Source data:
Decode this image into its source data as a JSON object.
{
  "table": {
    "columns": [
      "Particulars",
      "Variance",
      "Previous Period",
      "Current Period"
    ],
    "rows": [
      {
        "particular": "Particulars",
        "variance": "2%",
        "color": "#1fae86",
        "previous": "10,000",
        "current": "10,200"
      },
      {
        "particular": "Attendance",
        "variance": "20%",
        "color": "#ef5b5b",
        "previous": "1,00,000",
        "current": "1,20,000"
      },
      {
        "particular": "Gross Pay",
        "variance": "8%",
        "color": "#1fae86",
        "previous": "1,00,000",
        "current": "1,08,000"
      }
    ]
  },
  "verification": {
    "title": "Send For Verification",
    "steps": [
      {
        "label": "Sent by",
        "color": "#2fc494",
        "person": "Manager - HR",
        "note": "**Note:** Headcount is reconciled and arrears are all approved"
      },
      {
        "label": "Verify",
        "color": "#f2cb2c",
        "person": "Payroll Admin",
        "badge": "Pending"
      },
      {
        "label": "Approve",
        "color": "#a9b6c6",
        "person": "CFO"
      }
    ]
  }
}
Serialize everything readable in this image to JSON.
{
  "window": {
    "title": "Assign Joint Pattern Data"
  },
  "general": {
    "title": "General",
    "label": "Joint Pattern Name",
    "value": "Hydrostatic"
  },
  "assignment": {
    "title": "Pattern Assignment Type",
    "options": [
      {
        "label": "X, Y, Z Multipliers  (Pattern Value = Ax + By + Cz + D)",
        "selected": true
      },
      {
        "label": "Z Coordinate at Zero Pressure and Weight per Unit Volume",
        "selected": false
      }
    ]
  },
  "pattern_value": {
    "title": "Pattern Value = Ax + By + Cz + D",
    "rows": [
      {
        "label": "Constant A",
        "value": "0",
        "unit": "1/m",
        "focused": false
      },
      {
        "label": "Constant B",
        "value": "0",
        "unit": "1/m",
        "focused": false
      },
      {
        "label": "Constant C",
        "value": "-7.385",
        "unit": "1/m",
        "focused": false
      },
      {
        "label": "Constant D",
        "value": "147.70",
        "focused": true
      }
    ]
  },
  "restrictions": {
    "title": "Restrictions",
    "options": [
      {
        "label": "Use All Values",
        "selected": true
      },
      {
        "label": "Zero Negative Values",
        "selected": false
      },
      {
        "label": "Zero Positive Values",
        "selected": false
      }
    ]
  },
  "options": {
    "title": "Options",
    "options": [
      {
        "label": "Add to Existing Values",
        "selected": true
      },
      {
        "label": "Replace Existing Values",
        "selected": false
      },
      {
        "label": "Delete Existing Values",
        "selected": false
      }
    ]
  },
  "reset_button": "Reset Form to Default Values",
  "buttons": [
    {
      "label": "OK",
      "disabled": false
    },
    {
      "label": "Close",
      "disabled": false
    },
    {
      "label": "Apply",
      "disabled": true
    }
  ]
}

THE PROBLEM: Report how many lines of the listing hold the string "Constant", giving only the number.

PROBLEM SOLUTION: 4